[Start of SUPPLIED INFORMATION]
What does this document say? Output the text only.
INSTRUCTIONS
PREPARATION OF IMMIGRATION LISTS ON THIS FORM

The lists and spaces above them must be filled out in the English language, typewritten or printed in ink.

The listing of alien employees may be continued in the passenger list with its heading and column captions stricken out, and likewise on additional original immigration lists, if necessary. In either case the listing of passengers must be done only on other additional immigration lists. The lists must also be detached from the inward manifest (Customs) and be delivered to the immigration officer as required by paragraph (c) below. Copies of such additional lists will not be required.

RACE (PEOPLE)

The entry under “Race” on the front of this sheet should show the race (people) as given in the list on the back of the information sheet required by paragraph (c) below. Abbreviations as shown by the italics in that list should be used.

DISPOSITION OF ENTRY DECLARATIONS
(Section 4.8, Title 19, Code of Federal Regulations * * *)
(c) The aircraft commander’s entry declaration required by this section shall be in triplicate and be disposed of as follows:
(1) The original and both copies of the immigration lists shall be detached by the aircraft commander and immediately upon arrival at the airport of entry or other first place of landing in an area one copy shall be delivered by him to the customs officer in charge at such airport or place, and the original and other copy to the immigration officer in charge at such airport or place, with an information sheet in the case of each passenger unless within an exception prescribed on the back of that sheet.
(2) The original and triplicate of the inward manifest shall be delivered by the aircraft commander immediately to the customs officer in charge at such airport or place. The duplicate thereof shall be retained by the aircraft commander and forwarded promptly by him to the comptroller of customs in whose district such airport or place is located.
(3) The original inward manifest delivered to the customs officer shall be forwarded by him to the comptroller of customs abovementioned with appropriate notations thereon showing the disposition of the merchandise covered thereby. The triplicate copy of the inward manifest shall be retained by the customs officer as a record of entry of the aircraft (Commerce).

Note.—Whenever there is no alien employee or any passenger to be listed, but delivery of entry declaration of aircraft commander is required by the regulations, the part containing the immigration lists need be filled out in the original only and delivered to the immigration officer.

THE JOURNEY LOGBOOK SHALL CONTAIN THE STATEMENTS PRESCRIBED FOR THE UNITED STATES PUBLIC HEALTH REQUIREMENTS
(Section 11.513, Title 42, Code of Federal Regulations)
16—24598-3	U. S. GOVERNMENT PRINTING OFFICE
[End of SUPPLIED INFORMATION]
Copy all lines from the listing that contain "Federal".

(Section 4.8, Title 19, Code of Federal Regulations * * *)
(Section 11.513, Title 42, Code of Federal Regulations)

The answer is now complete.